### Task objective
Transcribe every line exactly. Leave the pictures behind.

### Source data
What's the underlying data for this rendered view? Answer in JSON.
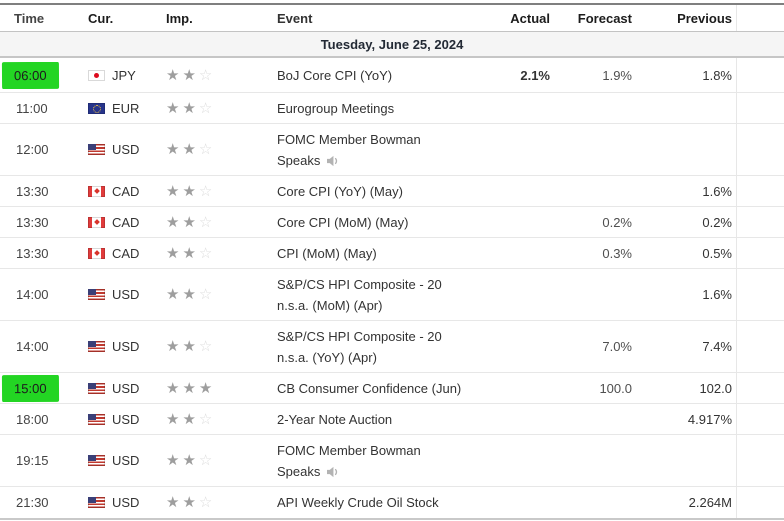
{
  "table": {
    "headers": [
      "Time",
      "Cur.",
      "Imp.",
      "Event",
      "Actual",
      "Forecast",
      "Previous"
    ],
    "date_header": "Tuesday, June 25, 2024",
    "colors": {
      "highlight_green": "#23d523",
      "actual_green": "#0ca80c",
      "star_filled": "#9e9e9e",
      "star_empty": "#dcdcdc",
      "date_band_bg": "#f5f5f5"
    },
    "rows": [
      {
        "time": "06:00",
        "highlighted": true,
        "currency": "JPY",
        "flag": "japan-flag",
        "importance": 2,
        "event_lines": [
          "BoJ Core CPI (YoY)"
        ],
        "speaker": false,
        "actual": "2.1%",
        "actual_green": true,
        "forecast": "1.9%",
        "previous": "1.8%"
      },
      {
        "time": "11:00",
        "highlighted": false,
        "currency": "EUR",
        "flag": "eu-flag",
        "importance": 2,
        "event_lines": [
          "Eurogroup Meetings"
        ],
        "speaker": false,
        "actual": "",
        "actual_green": false,
        "forecast": "",
        "previous": ""
      },
      {
        "time": "12:00",
        "highlighted": false,
        "currency": "USD",
        "flag": "us-flag",
        "importance": 2,
        "event_lines": [
          "FOMC Member Bowman",
          "Speaks"
        ],
        "speaker": true,
        "actual": "",
        "actual_green": false,
        "forecast": "",
        "previous": ""
      },
      {
        "time": "13:30",
        "highlighted": false,
        "currency": "CAD",
        "flag": "canada-flag",
        "importance": 2,
        "event_lines": [
          "Core CPI (YoY) (May)"
        ],
        "speaker": false,
        "actual": "",
        "actual_green": false,
        "forecast": "",
        "previous": "1.6%"
      },
      {
        "time": "13:30",
        "highlighted": false,
        "currency": "CAD",
        "flag": "canada-flag",
        "importance": 2,
        "event_lines": [
          "Core CPI (MoM) (May)"
        ],
        "speaker": false,
        "actual": "",
        "actual_green": false,
        "forecast": "0.2%",
        "previous": "0.2%"
      },
      {
        "time": "13:30",
        "highlighted": false,
        "currency": "CAD",
        "flag": "canada-flag",
        "importance": 2,
        "event_lines": [
          "CPI (MoM) (May)"
        ],
        "speaker": false,
        "actual": "",
        "actual_green": false,
        "forecast": "0.3%",
        "previous": "0.5%"
      },
      {
        "time": "14:00",
        "highlighted": false,
        "currency": "USD",
        "flag": "us-flag",
        "importance": 2,
        "event_lines": [
          "S&P/CS HPI Composite - 20",
          "n.s.a. (MoM) (Apr)"
        ],
        "speaker": false,
        "actual": "",
        "actual_green": false,
        "forecast": "",
        "previous": "1.6%"
      },
      {
        "time": "14:00",
        "highlighted": false,
        "currency": "USD",
        "flag": "us-flag",
        "importance": 2,
        "event_lines": [
          "S&P/CS HPI Composite - 20",
          "n.s.a. (YoY) (Apr)"
        ],
        "speaker": false,
        "actual": "",
        "actual_green": false,
        "forecast": "7.0%",
        "previous": "7.4%"
      },
      {
        "time": "15:00",
        "highlighted": true,
        "currency": "USD",
        "flag": "us-flag",
        "importance": 3,
        "event_lines": [
          "CB Consumer Confidence (Jun)"
        ],
        "speaker": false,
        "actual": "",
        "actual_green": false,
        "forecast": "100.0",
        "previous": "102.0"
      },
      {
        "time": "18:00",
        "highlighted": false,
        "currency": "USD",
        "flag": "us-flag",
        "importance": 2,
        "event_lines": [
          "2-Year Note Auction"
        ],
        "speaker": false,
        "actual": "",
        "actual_green": false,
        "forecast": "",
        "previous": "4.917%"
      },
      {
        "time": "19:15",
        "highlighted": false,
        "currency": "USD",
        "flag": "us-flag",
        "importance": 2,
        "event_lines": [
          "FOMC Member Bowman",
          "Speaks"
        ],
        "speaker": true,
        "actual": "",
        "actual_green": false,
        "forecast": "",
        "previous": ""
      },
      {
        "time": "21:30",
        "highlighted": false,
        "currency": "USD",
        "flag": "us-flag",
        "importance": 2,
        "event_lines": [
          "API Weekly Crude Oil Stock"
        ],
        "speaker": false,
        "actual": "",
        "actual_green": false,
        "forecast": "",
        "previous": "2.264M"
      }
    ]
  }
}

### Response to the exercise
What's the underlying data for this rendered view? Answer in JSON.
{
  "table": {
    "headers": [
      "Time",
      "Cur.",
      "Imp.",
      "Event",
      "Actual",
      "Forecast",
      "Previous"
    ],
    "date_header": "Tuesday, June 25, 2024",
    "colors": {
      "highlight_green": "#23d523",
      "actual_green": "#0ca80c",
      "star_filled": "#9e9e9e",
      "star_empty": "#dcdcdc",
      "date_band_bg": "#f5f5f5"
    },
    "rows": [
      {
        "time": "06:00",
        "highlighted": true,
        "currency": "JPY",
        "flag": "japan-flag",
        "importance": 2,
        "event_lines": [
          "BoJ Core CPI (YoY)"
        ],
        "speaker": false,
        "actual": "2.1%",
        "actual_green": true,
        "forecast": "1.9%",
        "previous": "1.8%"
      },
      {
        "time": "11:00",
        "highlighted": false,
        "currency": "EUR",
        "flag": "eu-flag",
        "importance": 2,
        "event_lines": [
          "Eurogroup Meetings"
        ],
        "speaker": false,
        "actual": "",
        "actual_green": false,
        "forecast": "",
        "previous": ""
      },
      {
        "time": "12:00",
        "highlighted": false,
        "currency": "USD",
        "flag": "us-flag",
        "importance": 2,
        "event_lines": [
          "FOMC Member Bowman",
          "Speaks"
        ],
        "speaker": true,
        "actual": "",
        "actual_green": false,
        "forecast": "",
        "previous": ""
      },
      {
        "time": "13:30",
        "highlighted": false,
        "currency": "CAD",
        "flag": "canada-flag",
        "importance": 2,
        "event_lines": [
          "Core CPI (YoY) (May)"
        ],
        "speaker": false,
        "actual": "",
        "actual_green": false,
        "forecast": "",
        "previous": "1.6%"
      },
      {
        "time": "13:30",
        "highlighted": false,
        "currency": "CAD",
        "flag": "canada-flag",
        "importance": 2,
        "event_lines": [
          "Core CPI (MoM) (May)"
        ],
        "speaker": false,
        "actual": "",
        "actual_green": false,
        "forecast": "0.2%",
        "previous": "0.2%"
      },
      {
        "time": "13:30",
        "highlighted": false,
        "currency": "CAD",
        "flag": "canada-flag",
        "importance": 2,
        "event_lines": [
          "CPI (MoM) (May)"
        ],
        "speaker": false,
        "actual": "",
        "actual_green": false,
        "forecast": "0.3%",
        "previous": "0.5%"
      },
      {
        "time": "14:00",
        "highlighted": false,
        "currency": "USD",
        "flag": "us-flag",
        "importance": 2,
        "event_lines": [
          "S&P/CS HPI Composite - 20",
          "n.s.a. (MoM) (Apr)"
        ],
        "speaker": false,
        "actual": "",
        "actual_green": false,
        "forecast": "",
        "previous": "1.6%"
      },
      {
        "time": "14:00",
        "highlighted": false,
        "currency": "USD",
        "flag": "us-flag",
        "importance": 2,
        "event_lines": [
          "S&P/CS HPI Composite - 20",
          "n.s.a. (YoY) (Apr)"
        ],
        "speaker": false,
        "actual": "",
        "actual_green": false,
        "forecast": "7.0%",
        "previous": "7.4%"
      },
      {
        "time": "15:00",
        "highlighted": true,
        "currency": "USD",
        "flag": "us-flag",
        "importance": 3,
        "event_lines": [
          "CB Consumer Confidence (Jun)"
        ],
        "speaker": false,
        "actual": "",
        "actual_green": false,
        "forecast": "100.0",
        "previous": "102.0"
      },
      {
        "time": "18:00",
        "highlighted": false,
        "currency": "USD",
        "flag": "us-flag",
        "importance": 2,
        "event_lines": [
          "2-Year Note Auction"
        ],
        "speaker": false,
        "actual": "",
        "actual_green": false,
        "forecast": "",
        "previous": "4.917%"
      },
      {
        "time": "19:15",
        "highlighted": false,
        "currency": "USD",
        "flag": "us-flag",
        "importance": 2,
        "event_lines": [
          "FOMC Member Bowman",
          "Speaks"
        ],
        "speaker": true,
        "actual": "",
        "actual_green": false,
        "forecast": "",
        "previous": ""
      },
      {
        "time": "21:30",
        "highlighted": false,
        "currency": "USD",
        "flag": "us-flag",
        "importance": 2,
        "event_lines": [
          "API Weekly Crude Oil Stock"
        ],
        "speaker": false,
        "actual": "",
        "actual_green": false,
        "forecast": "",
        "previous": "2.264M"
      }
    ]
  }
}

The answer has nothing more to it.